----- Given data
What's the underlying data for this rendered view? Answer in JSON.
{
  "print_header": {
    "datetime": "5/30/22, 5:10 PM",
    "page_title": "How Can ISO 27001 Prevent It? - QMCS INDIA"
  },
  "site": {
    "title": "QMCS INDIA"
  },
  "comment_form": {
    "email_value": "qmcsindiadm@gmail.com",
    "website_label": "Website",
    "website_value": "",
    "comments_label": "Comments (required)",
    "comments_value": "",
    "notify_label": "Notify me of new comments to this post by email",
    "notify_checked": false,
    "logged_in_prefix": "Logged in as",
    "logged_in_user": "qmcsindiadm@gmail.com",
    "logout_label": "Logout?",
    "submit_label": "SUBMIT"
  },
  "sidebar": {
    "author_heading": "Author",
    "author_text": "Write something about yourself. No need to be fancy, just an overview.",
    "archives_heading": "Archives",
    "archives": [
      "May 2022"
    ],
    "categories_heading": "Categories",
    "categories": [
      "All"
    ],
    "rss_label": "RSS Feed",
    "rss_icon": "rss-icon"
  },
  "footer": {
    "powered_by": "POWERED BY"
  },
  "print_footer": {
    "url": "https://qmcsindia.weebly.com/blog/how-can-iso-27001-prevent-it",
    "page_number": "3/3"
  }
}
----------
----- Given data
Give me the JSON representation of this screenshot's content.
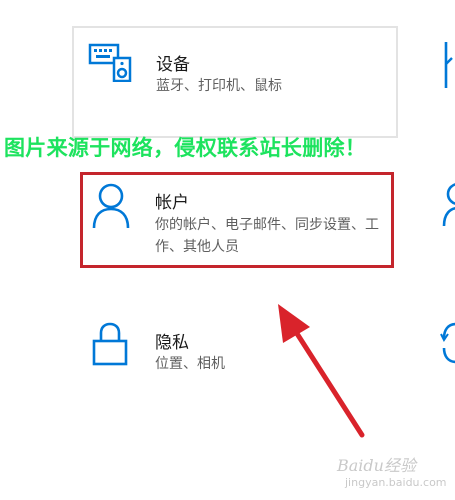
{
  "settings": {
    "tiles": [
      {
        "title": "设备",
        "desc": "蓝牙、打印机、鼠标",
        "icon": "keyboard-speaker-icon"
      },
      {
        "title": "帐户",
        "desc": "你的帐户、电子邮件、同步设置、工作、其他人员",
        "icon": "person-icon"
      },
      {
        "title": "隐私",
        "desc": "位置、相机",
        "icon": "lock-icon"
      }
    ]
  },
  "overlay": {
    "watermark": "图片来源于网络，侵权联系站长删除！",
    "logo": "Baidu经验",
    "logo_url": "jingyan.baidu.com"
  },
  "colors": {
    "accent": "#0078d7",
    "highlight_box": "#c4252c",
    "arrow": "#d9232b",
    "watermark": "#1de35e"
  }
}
----------
What to do —
Show each line holding the word "JSON".

Solution to this problem —
What's the underlying data for this rendered view? Answer in JSON.
Give me the JSON representation of this screenshot's content.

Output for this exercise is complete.